* **Work to be completed**
Copy every line of the listing that holds the string "perpajakan".

* **Material provided**
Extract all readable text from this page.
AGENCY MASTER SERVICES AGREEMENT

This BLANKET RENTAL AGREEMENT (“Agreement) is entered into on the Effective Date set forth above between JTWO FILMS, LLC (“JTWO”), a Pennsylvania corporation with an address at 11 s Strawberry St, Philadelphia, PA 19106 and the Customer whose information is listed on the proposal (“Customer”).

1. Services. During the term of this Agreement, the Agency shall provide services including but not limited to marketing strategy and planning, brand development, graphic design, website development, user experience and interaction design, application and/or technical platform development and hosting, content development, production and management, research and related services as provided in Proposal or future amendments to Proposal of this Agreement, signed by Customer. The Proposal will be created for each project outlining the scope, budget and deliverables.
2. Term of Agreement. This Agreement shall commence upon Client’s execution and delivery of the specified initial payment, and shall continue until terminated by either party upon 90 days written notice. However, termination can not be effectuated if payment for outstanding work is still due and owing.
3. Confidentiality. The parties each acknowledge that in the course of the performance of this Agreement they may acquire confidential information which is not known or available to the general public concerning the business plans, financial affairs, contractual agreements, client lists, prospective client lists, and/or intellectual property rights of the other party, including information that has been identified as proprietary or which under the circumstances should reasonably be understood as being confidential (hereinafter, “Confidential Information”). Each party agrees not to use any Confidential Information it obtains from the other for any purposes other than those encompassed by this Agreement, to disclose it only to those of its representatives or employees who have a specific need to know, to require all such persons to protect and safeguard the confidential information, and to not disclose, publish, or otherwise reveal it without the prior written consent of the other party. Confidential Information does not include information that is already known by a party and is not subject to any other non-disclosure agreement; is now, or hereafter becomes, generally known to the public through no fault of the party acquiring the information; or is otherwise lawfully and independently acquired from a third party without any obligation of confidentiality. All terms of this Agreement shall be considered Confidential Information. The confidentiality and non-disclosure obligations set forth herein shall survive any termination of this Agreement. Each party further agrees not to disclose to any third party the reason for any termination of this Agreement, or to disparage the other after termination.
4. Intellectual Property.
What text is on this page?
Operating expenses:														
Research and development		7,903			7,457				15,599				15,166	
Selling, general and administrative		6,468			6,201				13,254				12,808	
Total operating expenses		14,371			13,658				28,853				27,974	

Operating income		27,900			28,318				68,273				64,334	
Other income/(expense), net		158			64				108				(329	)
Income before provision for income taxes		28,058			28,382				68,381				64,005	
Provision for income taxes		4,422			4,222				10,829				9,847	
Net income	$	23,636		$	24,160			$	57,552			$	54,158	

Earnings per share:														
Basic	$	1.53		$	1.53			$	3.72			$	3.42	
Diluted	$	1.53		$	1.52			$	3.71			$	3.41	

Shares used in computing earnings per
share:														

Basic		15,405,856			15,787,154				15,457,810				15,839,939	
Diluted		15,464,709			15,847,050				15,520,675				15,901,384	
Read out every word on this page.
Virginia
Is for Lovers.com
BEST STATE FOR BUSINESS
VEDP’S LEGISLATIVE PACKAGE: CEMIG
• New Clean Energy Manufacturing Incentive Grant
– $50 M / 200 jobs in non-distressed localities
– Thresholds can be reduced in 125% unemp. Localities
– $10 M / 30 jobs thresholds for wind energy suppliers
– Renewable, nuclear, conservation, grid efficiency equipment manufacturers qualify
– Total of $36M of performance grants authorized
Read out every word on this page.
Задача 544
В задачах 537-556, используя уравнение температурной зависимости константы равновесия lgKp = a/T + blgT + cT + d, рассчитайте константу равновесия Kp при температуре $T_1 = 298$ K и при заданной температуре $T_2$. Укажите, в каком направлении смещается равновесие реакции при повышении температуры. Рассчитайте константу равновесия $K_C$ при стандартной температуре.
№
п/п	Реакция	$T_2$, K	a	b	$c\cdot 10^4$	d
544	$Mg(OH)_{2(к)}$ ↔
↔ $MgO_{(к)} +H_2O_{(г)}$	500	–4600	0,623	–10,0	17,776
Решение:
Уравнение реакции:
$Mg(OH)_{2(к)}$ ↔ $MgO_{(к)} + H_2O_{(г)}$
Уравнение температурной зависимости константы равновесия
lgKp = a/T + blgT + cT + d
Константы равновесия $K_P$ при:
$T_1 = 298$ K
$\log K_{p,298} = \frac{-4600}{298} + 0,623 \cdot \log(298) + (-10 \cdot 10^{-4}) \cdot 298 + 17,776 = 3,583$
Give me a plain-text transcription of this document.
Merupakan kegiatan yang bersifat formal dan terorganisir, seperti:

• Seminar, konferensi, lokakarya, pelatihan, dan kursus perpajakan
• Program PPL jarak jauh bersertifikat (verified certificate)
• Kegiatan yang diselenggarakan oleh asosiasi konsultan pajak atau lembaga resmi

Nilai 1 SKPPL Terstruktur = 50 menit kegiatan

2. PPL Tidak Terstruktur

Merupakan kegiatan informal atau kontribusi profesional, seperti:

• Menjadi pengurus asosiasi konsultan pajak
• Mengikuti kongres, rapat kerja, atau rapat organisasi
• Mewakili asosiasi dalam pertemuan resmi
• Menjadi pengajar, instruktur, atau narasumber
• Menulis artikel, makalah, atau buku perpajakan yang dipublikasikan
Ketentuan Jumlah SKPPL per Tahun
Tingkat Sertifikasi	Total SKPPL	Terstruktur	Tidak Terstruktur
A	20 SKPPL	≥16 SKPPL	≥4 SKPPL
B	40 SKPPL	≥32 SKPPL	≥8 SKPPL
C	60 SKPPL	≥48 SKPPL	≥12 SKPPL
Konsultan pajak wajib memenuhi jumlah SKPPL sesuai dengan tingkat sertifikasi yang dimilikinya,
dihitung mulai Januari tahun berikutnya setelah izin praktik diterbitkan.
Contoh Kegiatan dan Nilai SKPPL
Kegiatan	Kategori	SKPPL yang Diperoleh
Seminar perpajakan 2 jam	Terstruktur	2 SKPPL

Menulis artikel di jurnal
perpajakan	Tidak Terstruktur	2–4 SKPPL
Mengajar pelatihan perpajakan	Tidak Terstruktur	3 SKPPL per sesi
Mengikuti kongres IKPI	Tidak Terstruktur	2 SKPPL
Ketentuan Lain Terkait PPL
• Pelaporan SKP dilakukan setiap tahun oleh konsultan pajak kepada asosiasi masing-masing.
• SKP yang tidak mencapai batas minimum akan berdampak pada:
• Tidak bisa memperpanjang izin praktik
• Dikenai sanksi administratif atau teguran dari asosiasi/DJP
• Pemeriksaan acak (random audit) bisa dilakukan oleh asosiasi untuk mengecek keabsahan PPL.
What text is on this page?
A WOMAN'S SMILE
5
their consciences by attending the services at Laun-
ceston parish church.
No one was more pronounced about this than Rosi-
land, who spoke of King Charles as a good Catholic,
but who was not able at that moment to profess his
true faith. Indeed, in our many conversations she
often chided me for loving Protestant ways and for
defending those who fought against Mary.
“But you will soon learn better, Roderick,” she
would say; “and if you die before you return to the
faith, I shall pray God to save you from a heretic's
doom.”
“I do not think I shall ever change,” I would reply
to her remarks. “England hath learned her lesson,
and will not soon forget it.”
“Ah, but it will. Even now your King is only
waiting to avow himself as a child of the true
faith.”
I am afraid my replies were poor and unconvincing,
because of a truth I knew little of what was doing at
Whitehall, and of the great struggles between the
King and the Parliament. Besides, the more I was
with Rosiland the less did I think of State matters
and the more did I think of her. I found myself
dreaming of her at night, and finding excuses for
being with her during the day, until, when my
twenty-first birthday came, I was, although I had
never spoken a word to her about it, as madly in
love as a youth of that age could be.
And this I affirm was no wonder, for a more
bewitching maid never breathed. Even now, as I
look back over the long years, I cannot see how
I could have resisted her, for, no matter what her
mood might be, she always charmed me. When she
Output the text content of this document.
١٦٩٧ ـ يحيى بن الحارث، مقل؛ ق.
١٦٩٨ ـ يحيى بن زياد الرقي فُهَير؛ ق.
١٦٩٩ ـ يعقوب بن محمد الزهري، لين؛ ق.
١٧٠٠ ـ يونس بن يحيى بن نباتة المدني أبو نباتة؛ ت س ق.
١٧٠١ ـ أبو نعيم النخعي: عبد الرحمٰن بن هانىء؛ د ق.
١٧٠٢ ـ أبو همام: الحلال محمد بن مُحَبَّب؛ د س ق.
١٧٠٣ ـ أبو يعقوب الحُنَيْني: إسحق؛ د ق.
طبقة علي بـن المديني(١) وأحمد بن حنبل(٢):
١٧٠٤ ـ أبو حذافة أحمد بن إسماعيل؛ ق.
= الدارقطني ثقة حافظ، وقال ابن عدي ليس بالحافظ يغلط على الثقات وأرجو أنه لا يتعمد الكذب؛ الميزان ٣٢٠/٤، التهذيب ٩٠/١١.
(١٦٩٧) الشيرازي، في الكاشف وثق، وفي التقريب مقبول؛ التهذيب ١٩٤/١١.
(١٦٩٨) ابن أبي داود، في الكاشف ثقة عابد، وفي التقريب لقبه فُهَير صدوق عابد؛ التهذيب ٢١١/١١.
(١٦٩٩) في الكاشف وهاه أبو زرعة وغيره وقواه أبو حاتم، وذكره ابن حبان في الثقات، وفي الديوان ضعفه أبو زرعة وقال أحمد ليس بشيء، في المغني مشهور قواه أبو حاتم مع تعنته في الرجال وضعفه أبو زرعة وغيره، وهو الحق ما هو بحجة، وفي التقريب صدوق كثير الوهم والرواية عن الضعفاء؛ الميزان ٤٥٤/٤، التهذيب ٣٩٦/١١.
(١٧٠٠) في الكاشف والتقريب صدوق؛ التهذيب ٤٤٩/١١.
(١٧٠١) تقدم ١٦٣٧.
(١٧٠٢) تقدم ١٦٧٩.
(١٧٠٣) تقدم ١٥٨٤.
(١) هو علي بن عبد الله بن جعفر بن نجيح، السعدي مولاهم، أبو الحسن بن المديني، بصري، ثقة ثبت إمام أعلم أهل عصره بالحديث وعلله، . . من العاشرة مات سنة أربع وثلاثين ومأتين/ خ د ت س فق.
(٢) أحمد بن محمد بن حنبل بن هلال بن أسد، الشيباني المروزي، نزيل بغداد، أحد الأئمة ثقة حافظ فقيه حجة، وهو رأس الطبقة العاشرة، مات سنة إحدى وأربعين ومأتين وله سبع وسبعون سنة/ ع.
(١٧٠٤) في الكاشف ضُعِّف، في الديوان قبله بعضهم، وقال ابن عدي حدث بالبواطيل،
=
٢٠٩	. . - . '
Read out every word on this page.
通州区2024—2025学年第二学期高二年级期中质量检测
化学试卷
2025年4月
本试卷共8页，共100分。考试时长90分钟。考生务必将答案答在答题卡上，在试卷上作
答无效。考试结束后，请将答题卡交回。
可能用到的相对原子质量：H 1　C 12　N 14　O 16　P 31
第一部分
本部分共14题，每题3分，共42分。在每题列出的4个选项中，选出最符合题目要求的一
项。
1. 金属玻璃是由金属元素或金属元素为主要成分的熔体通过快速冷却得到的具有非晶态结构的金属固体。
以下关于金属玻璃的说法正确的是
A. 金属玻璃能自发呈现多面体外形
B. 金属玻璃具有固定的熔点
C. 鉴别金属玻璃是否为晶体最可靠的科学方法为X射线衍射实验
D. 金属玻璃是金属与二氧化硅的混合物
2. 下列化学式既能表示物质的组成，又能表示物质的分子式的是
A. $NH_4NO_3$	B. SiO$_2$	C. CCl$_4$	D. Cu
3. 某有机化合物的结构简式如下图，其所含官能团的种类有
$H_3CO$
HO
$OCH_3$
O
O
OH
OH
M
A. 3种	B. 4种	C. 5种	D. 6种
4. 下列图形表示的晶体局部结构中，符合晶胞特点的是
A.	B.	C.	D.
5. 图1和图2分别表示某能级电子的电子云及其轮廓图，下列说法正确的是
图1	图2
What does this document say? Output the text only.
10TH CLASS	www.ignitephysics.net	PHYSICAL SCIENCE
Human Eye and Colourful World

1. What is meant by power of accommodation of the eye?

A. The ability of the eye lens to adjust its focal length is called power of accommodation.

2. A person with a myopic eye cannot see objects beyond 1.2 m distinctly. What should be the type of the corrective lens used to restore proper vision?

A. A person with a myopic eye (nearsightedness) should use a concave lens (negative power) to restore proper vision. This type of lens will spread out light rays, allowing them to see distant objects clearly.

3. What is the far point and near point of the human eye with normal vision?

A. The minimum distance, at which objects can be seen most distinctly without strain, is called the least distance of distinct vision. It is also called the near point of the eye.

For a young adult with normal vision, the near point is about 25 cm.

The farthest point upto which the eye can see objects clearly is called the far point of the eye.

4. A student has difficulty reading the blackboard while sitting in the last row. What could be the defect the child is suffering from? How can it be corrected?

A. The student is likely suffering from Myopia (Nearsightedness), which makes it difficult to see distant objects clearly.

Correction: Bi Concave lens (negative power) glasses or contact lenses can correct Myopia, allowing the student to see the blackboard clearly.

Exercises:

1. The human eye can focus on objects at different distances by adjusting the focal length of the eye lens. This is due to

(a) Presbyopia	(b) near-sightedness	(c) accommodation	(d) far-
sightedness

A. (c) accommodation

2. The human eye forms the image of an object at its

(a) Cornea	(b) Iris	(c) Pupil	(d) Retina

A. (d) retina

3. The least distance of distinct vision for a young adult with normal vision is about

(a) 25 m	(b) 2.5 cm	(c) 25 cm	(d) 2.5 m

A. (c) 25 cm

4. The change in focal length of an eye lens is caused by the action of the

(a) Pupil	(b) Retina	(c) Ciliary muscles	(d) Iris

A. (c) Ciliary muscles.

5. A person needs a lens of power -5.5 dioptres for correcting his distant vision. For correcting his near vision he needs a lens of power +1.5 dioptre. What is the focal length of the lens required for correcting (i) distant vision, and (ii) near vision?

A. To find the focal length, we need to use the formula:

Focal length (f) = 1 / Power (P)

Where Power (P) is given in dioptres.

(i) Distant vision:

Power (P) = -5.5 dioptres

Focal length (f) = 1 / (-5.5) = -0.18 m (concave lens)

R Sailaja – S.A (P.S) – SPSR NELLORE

* **Full answer**
• Seminar, konferensi, lokakarya, pelatihan, dan kursus perpajakan
• Menulis artikel, makalah, atau buku perpajakan yang dipublikasikan
Seminar perpajakan 2 jam	Terstruktur	2 SKPPL
perpajakan	Tidak Terstruktur	2–4 SKPPL
Mengajar pelatihan perpajakan	Tidak Terstruktur	3 SKPPL per sesi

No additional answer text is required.